» **Short exercise**:
Determine the number of lines in the data that include the word "Role", and write only that number.

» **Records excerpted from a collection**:
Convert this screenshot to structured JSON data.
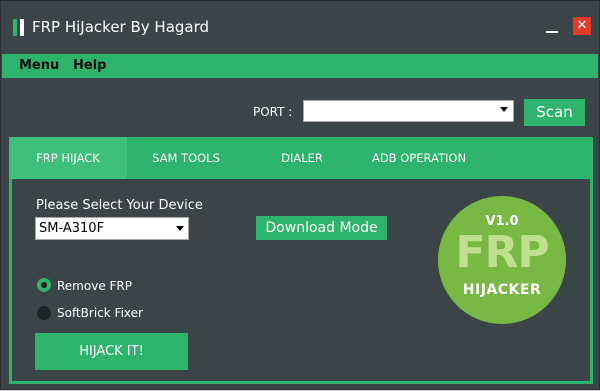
{
  "window": {
    "title": "FRP HiJacker By Hagard",
    "minimize_icon": "minimize-icon",
    "close_glyph": "✕"
  },
  "menubar": {
    "items": [
      {
        "label": "Menu"
      },
      {
        "label": "Help"
      }
    ]
  },
  "port": {
    "label": "PORT :",
    "value": "",
    "scan_label": "Scan"
  },
  "tabs": [
    {
      "label": "FRP HIJACK",
      "active": true
    },
    {
      "label": "SAM TOOLS",
      "active": false
    },
    {
      "label": "DIALER",
      "active": false
    },
    {
      "label": "ADB OPERATION",
      "active": false
    }
  ],
  "frp_panel": {
    "device_label": "Please Select Your Device",
    "device_value": "SM-A310F",
    "download_mode_label": "Download Mode",
    "options": [
      {
        "label": "Remove FRP",
        "selected": true
      },
      {
        "label": "SoftBrick Fixer",
        "selected": false
      }
    ],
    "hijack_label": "HIJACK IT!"
  },
  "logo": {
    "version": "V1.0",
    "name": "FRP",
    "subname": "HIJACKER"
  },
  "colors": {
    "accent": "#2db36b",
    "background": "#3b4446",
    "logo": "#7ab845",
    "close": "#e03a2a"
  }
}
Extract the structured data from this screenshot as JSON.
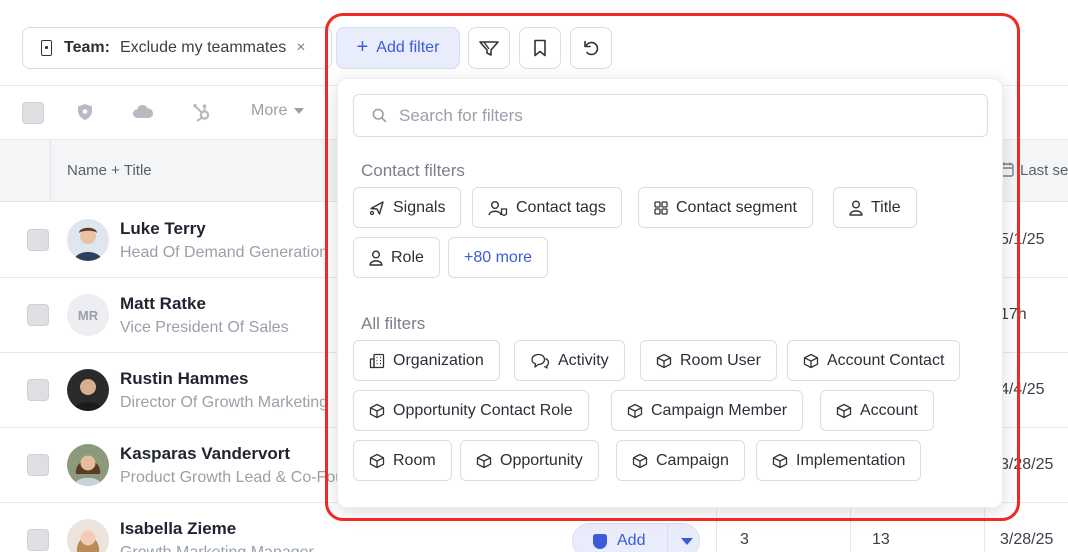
{
  "filter_bar": {
    "team_key": "Team:",
    "team_value": "Exclude my teammates",
    "remove_symbol": "×",
    "add_filter_plus": "+",
    "add_filter_label": "Add filter"
  },
  "toolbar": {
    "more_label": "More"
  },
  "table": {
    "columns": {
      "name_title": "Name + Title",
      "last": "Last se"
    },
    "rows": [
      {
        "name": "Luke Terry",
        "title": "Head Of Demand Generation",
        "last": "5/1/25"
      },
      {
        "name": "Matt Ratke",
        "initials": "MR",
        "title": "Vice President Of Sales",
        "last": "17h"
      },
      {
        "name": "Rustin Hammes",
        "title": "Director Of Growth Marketing",
        "last": "4/4/25"
      },
      {
        "name": "Kasparas Vandervort",
        "title": "Product Growth Lead & Co-Founder",
        "last": "3/28/25"
      },
      {
        "name": "Isabella Zieme",
        "title": "Growth Marketing Manager",
        "last": "3/28/25",
        "add_label": "Add",
        "count_a": "3",
        "count_b": "13"
      }
    ]
  },
  "dropdown": {
    "search_placeholder": "Search for filters",
    "contact_filters_label": "Contact filters",
    "contact_filters": [
      {
        "label": "Signals",
        "icon": "signal-icon"
      },
      {
        "label": "Contact tags",
        "icon": "user-tag-icon"
      },
      {
        "label": "Contact segment",
        "icon": "grid-icon"
      },
      {
        "label": "Title",
        "icon": "person-icon"
      },
      {
        "label": "Role",
        "icon": "person-icon"
      },
      {
        "label": "+80 more",
        "icon": ""
      }
    ],
    "all_filters_label": "All filters",
    "all_filters": [
      {
        "label": "Organization",
        "icon": "building-icon"
      },
      {
        "label": "Activity",
        "icon": "chat-icon"
      },
      {
        "label": "Room User",
        "icon": "box-icon"
      },
      {
        "label": "Account Contact",
        "icon": "box-icon"
      },
      {
        "label": "Opportunity Contact Role",
        "icon": "box-icon"
      },
      {
        "label": "Campaign Member",
        "icon": "box-icon"
      },
      {
        "label": "Account",
        "icon": "box-icon"
      },
      {
        "label": "Room",
        "icon": "box-icon"
      },
      {
        "label": "Opportunity",
        "icon": "box-icon"
      },
      {
        "label": "Campaign",
        "icon": "box-icon"
      },
      {
        "label": "Implementation",
        "icon": "box-icon"
      }
    ]
  },
  "colors": {
    "accent": "#3b5bdb",
    "highlight": "#ee2a24",
    "muted": "#9aa0aa"
  }
}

» **Written reply**:
2